Reading text:
Appoint an intermediary

Only a short amount of time elapsed between the event itself and you seeking to re-enter the house to give an apology. Being slapped by the person who is supposed to protect you and raising a knife can take a lot longer than this to recover from. To expect her to open the door to you this early on is not entirely irrational. However, I understand that it means that you are unable to re-enter your own home at present and this is difficult for you, especially when you are ready to offer an apology.

After a short while longer, you could consider writing a letter and posting it into the house. This way you can let her know your feelings and offer an apology. She will then be aware of how you are feeling and you will have the chance to release your own emotions too. Writing a letter will allow you to communicate these things without actually being in direct contact. This might be particularly useful in these early days where she is reluctant to see you in person.

If after having given her sufficient time, she still refuses to see you, you could propose that a third party enter the house with you so that you can talk with an impartial party present. Most importantly, she can feel safe that you will not behave in the same way again during this meeting.

Learn to manage your anger

It seems that your actions were born out of built-up anger for the whole scenario of her moaning about you talking to your sister as well as the added pressure of having her sister and baby living in your house. This has had unfortunate consequences on your family relations. Fortunately, Islam offers many solutions to managing anger which you can utilize in the future should you begin to feel this way again.

“Advise me! “The Prophet said, “Do not become angry and furious.” The man asked (the same) again and again, and the Prophet said in each case, “Do not become angry and furious.” (Sahih al-Bukhari)

Request: Print the part of the advice text that begins with the words containing "If after having" and ends with "this way again.".

Extracted material:
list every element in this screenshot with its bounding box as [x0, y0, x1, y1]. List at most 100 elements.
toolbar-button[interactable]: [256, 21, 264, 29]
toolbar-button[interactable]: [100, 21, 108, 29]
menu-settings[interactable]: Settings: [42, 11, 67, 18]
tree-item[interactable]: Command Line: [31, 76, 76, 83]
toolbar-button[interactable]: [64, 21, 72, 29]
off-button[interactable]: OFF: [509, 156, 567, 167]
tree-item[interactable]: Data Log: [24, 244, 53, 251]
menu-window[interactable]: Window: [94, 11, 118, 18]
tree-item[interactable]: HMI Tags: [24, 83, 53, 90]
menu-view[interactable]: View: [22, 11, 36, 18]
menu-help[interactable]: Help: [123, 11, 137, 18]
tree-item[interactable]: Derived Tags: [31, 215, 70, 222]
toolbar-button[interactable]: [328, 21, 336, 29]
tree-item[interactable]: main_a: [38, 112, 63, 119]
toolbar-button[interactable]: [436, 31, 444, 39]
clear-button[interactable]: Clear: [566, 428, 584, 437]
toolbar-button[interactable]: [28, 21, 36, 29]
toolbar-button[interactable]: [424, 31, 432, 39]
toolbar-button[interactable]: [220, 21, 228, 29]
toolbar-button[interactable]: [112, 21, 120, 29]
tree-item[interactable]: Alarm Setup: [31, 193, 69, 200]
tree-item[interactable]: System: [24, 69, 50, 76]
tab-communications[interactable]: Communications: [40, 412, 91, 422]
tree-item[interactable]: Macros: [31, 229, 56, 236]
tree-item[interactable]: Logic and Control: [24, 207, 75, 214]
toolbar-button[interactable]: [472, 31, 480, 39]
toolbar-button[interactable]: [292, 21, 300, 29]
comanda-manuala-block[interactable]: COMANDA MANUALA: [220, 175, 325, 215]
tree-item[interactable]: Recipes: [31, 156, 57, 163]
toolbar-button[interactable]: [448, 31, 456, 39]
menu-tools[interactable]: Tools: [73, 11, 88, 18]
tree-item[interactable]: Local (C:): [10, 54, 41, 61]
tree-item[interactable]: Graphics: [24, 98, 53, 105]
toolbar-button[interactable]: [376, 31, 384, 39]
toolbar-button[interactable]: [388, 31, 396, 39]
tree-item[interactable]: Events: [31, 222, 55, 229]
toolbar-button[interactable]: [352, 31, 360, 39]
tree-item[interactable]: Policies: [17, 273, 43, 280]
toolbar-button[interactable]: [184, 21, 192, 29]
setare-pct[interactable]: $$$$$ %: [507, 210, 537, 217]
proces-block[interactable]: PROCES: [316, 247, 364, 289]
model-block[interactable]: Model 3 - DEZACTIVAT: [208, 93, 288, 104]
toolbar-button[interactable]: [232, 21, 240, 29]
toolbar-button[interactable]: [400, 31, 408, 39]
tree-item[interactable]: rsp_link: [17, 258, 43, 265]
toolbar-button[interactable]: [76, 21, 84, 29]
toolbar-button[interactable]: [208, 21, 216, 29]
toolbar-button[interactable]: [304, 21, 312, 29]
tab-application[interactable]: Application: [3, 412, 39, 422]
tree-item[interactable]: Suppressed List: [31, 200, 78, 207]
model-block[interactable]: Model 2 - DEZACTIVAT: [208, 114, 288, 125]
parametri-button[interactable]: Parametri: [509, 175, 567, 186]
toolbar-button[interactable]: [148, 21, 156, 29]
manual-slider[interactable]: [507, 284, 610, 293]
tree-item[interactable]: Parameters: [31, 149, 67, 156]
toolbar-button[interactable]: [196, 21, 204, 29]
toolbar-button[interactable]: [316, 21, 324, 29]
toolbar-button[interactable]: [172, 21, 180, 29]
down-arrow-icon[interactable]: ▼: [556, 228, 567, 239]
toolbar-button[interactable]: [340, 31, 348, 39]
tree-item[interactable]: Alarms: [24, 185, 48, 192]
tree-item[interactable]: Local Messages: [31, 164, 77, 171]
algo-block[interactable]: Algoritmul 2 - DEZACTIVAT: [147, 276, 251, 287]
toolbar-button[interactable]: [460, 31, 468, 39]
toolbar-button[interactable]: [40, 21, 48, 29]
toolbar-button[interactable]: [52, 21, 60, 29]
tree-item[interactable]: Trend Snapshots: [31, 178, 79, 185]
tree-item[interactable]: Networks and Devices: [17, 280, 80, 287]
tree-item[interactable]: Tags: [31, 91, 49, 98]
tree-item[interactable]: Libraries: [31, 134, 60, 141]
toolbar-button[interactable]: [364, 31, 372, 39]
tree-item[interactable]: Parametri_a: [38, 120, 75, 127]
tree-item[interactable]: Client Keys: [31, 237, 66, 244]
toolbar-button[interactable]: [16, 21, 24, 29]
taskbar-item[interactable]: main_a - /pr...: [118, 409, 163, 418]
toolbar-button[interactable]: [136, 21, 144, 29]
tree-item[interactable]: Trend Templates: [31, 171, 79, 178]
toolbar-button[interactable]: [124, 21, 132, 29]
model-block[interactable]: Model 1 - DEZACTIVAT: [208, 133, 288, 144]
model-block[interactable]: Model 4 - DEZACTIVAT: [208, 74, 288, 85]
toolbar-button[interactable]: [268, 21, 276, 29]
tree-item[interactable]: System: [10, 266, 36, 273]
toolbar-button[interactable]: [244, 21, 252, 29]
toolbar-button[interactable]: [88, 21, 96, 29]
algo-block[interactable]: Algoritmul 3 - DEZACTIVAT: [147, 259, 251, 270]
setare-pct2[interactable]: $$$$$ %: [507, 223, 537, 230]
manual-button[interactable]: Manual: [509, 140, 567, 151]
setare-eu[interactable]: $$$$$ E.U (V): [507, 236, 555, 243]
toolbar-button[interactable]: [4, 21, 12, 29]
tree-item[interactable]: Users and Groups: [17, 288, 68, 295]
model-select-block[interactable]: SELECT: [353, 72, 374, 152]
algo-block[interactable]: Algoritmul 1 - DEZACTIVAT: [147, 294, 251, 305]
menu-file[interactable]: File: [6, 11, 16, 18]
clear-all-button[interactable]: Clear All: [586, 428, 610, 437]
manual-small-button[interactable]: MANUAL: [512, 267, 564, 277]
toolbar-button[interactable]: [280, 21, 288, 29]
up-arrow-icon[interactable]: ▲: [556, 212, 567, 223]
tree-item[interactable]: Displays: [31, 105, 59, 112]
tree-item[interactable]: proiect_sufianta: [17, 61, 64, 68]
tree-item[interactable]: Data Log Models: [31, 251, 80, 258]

Solution:
If after having given her sufficient time, she still refuses to see you, you could propose that a third party enter the house with you so that you can talk with an impartial party present. Most importantly, she can feel safe that you will not behave in the same way again during this meeting.

Learn to manage your anger

It seems that your actions were born out of built-up anger for the whole scenario of her moaning about you talking to your sister as well as the added pressure of having her sister and baby living in your house. This has had unfortunate consequences on your family relations. Fortunately, Islam offers many solutions to managing anger which you can utilize in the future should you begin to feel this way again.